## Begin

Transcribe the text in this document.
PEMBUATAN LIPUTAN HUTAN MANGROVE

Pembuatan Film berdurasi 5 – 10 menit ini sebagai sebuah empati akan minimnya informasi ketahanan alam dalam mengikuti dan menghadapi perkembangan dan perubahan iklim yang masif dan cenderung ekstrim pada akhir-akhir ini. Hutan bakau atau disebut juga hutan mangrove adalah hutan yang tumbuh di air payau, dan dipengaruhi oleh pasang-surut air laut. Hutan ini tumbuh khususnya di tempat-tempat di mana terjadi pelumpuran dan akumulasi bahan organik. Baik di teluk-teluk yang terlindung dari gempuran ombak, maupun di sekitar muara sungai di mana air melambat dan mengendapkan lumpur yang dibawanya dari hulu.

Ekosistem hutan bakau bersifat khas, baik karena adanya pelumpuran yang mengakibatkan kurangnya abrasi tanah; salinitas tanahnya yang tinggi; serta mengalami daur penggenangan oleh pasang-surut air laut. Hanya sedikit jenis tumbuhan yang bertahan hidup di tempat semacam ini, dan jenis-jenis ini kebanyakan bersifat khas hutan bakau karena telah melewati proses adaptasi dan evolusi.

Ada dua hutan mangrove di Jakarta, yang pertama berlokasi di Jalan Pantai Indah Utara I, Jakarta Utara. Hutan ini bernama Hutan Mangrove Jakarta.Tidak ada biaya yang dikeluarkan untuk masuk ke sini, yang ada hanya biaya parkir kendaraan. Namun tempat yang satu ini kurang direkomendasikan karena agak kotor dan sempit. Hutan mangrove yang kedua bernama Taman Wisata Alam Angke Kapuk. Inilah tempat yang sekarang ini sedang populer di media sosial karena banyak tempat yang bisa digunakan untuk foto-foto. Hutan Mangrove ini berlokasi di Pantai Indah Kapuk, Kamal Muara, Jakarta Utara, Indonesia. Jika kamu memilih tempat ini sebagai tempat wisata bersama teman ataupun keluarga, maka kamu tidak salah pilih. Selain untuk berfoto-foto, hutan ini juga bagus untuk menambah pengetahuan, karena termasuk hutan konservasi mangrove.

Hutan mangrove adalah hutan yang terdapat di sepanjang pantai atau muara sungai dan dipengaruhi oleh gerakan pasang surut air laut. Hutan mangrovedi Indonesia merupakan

## End

What is needed:
Search the data for "pelumpuran" and list every line in which it occurs.

Exercise solution:
Pembuatan Film berdurasi 5 – 10 menit ini sebagai sebuah empati akan minimnya informasi ketahanan alam dalam mengikuti dan menghadapi perkembangan dan perubahan iklim yang masif dan cenderung ekstrim pada akhir-akhir ini. Hutan bakau atau disebut juga hutan mangrove adalah hutan yang tumbuh di air payau, dan dipengaruhi oleh pasang-surut air laut. Hutan ini tumbuh khususnya di tempat-tempat di mana terjadi pelumpuran dan akumulasi bahan organik. Baik di teluk-teluk yang terlindung dari gempuran ombak, maupun di sekitar muara sungai di mana air melambat dan mengendapkan lumpur yang dibawanya dari hulu.
Ekosistem hutan bakau bersifat khas, baik karena adanya pelumpuran yang mengakibatkan kurangnya abrasi tanah; salinitas tanahnya yang tinggi; serta mengalami daur penggenangan oleh pasang-surut air laut. Hanya sedikit jenis tumbuhan yang bertahan hidup di tempat semacam ini, dan jenis-jenis ini kebanyakan bersifat khas hutan bakau karena telah melewati proses adaptasi dan evolusi.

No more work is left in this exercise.